▶ **Exercise data**

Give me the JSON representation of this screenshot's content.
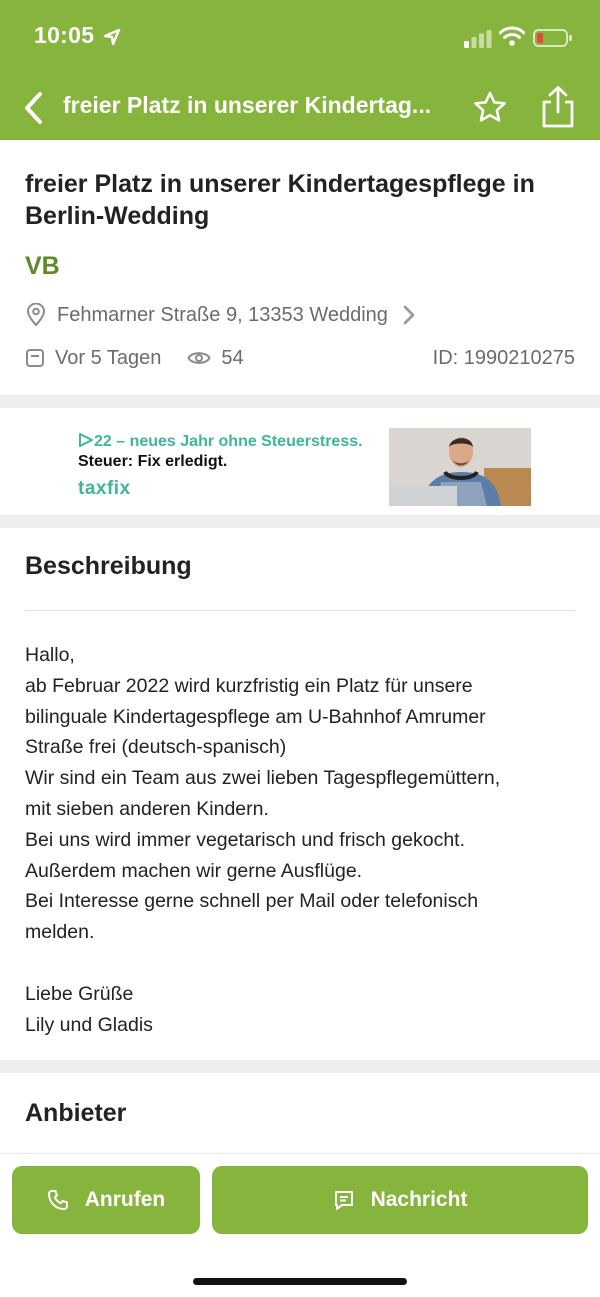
{
  "status_bar": {
    "time": "10:05"
  },
  "nav": {
    "title": "freier Platz in unserer Kindertag..."
  },
  "listing": {
    "title": "freier Platz in unserer Kindertagespflege in Berlin-Wedding",
    "price": "VB",
    "address": "Fehmarner Straße 9, 13353 Wedding",
    "posted": "Vor 5 Tagen",
    "views": "54",
    "id": "ID: 1990210275"
  },
  "ad": {
    "line1": "22 – neues Jahr ohne Steuerstress.",
    "line2": "Steuer: Fix erledigt.",
    "brand": "taxfix"
  },
  "description": {
    "heading": "Beschreibung",
    "lines": [
      "Hallo,",
      "ab Februar 2022 wird kurzfristig ein Platz für unsere",
      "bilinguale Kindertagespflege am U-Bahnhof Amrumer",
      "Straße frei (deutsch-spanisch)",
      "Wir sind ein Team aus zwei lieben Tagespflegemüttern,",
      "mit sieben anderen Kindern.",
      "Bei uns wird immer vegetarisch und frisch gekocht.",
      "Außerdem machen wir gerne Ausflüge.",
      "Bei Interesse gerne schnell per Mail oder telefonisch",
      "melden.",
      "",
      "Liebe Grüße",
      "Lily und Gladis"
    ]
  },
  "provider": {
    "heading": "Anbieter"
  },
  "actions": {
    "call_label": "Anrufen",
    "message_label": "Nachricht"
  },
  "colors": {
    "brand_green": "#86b43c",
    "price_green": "#5f8a2a",
    "ad_teal": "#3fb59a"
  }
}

▶ **Problem to solve**
Omit any images, then output the listing exactly.

▶ **Exercise solution**
Give me the JSON representation of this screenshot's content.
{
  "status_bar": {
    "time": "10:05"
  },
  "nav": {
    "title": "freier Platz in unserer Kindertag..."
  },
  "listing": {
    "title": "freier Platz in unserer Kindertagespflege in Berlin-Wedding",
    "price": "VB",
    "address": "Fehmarner Straße 9, 13353 Wedding",
    "posted": "Vor 5 Tagen",
    "views": "54",
    "id": "ID: 1990210275"
  },
  "ad": {
    "line1": "22 – neues Jahr ohne Steuerstress.",
    "line2": "Steuer: Fix erledigt.",
    "brand": "taxfix"
  },
  "description": {
    "heading": "Beschreibung",
    "lines": [
      "Hallo,",
      "ab Februar 2022 wird kurzfristig ein Platz für unsere",
      "bilinguale Kindertagespflege am U-Bahnhof Amrumer",
      "Straße frei (deutsch-spanisch)",
      "Wir sind ein Team aus zwei lieben Tagespflegemüttern,",
      "mit sieben anderen Kindern.",
      "Bei uns wird immer vegetarisch und frisch gekocht.",
      "Außerdem machen wir gerne Ausflüge.",
      "Bei Interesse gerne schnell per Mail oder telefonisch",
      "melden.",
      "",
      "Liebe Grüße",
      "Lily und Gladis"
    ]
  },
  "provider": {
    "heading": "Anbieter"
  },
  "actions": {
    "call_label": "Anrufen",
    "message_label": "Nachricht"
  },
  "colors": {
    "brand_green": "#86b43c",
    "price_green": "#5f8a2a",
    "ad_teal": "#3fb59a"
  }
}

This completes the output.